Texte de la tribune:
○ ○ ○
Corinne Iehl, membre du collectif Vaï Marseille ! fondé par l’écologiste Sébastien Barles en vue des municipales prend position dans cette tribune (*) publiée contre le méga projet de hangar de réparation de super yachts, porté par Monaco Marine, racheté par l’américain Safe Harbor cet été, au nord des bassins est du port de Marseille. Les enjeux dans ce dossier révélé par nos confrères de La Marseillaise et de Marsactu en juin dernier sont, selon Corinne Iehl, multiples « d’un point de vue autant écologique que social. »
Un hangar de réparation des super yachts et un immense élévateur de 55 m de haut ! Ce hub, pouvant accueillir quatre yachts en même temps, sera installé dans le bassin Mirabeau à l’Estaque. L’hubris, avec ce méga projet, piloté par un fonds d’investissement américain, n’a plus de limite. Il est, avec le projet du J4, nouveau terminal de croisière et celui du J1 – son hôtel 4 étoiles, ses restaurants de luxe entourés d’un écrin de verdure – un nouvel affront aux Marseillaises et Marseillais vivant à proximité et laissés-pour-compte au sein de quartiers insalubres où prospère la pauvreté. Il est aussi une insulte à l’histoire du port d’une Marseille, populaire et industrieuse, où se mêlent les populations immigrées venues des anciennes colonies. Et aujourd’hui leurs enfants.
Cette verrue, défigurant tout le paysage du nord de la rade de Marseille – magnifié par Braque ou Cézanne – vouée à une activité de yachting, doit être combattue. Il ne s’agit pas de carte postale nostalgique, mais de préserver la beauté, la poésie de ces lieux, au sens de poésie vécue, un patrimoine que nous voulons tourné vers un avenir de sobriété, d’activité pour toutes et tous, et non pour une poignée de nantis qui affichent leur arrogante conquête du littoral, ce bien commun bien mal acquis.
○ ○ ○
Informations fournies:
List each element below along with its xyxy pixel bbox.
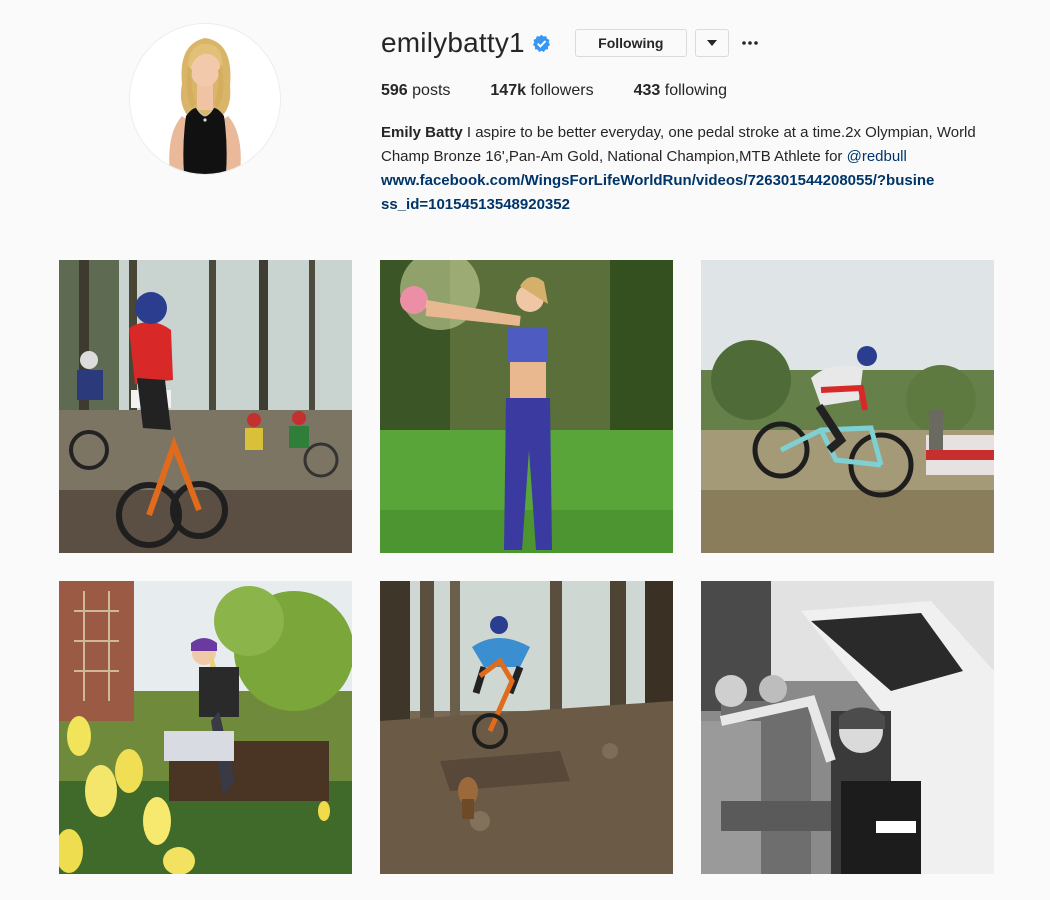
○ ○ ○
Objectifs:
- 1) Extrayez de la tribune le passage qui va de « Un hangar de » jusqu'à « aujourd’hui leurs enfants. » inclus.
- 2) Répondez aux questions suivantes d'après la tribune.
(a) Quelle société a racheté Monaco Marine cet été ?
(b) Dans quel bassin le hangar de réparation doit-il être installé ?
(c) Quels peintres ont magnifié le paysage du nord de la rade de Marseille ?

Réponses attendues:
- 1)
Un hangar de réparation des super yachts et un immense élévateur de 55 m de haut ! Ce hub, pouvant accueillir quatre yachts en même temps, sera installé dans le bassin Mirabeau à l’Estaque. L’hubris, avec ce méga projet, piloté par un fonds d’investissement américain, n’a plus de limite. Il est, avec le projet du J4, nouveau terminal de croisière et celui du J1 – son hôtel 4 étoiles, ses restaurants de luxe entourés d’un écrin de verdure – un nouvel affront aux Marseillaises et Marseillais vivant à proximité et laissés-pour-compte au sein de quartiers insalubres où prospère la pauvreté. Il est aussi une insulte à l’histoire du port d’une Marseille, populaire et industrieuse, où se mêlent les populations immigrées venues des anciennes colonies. Et aujourd’hui leurs enfants.

- 2)
(a) La société américaine Safe Harbor.
(b) Dans le bassin Mirabeau, à l'Estaque.
(c) Braque et Cézanne.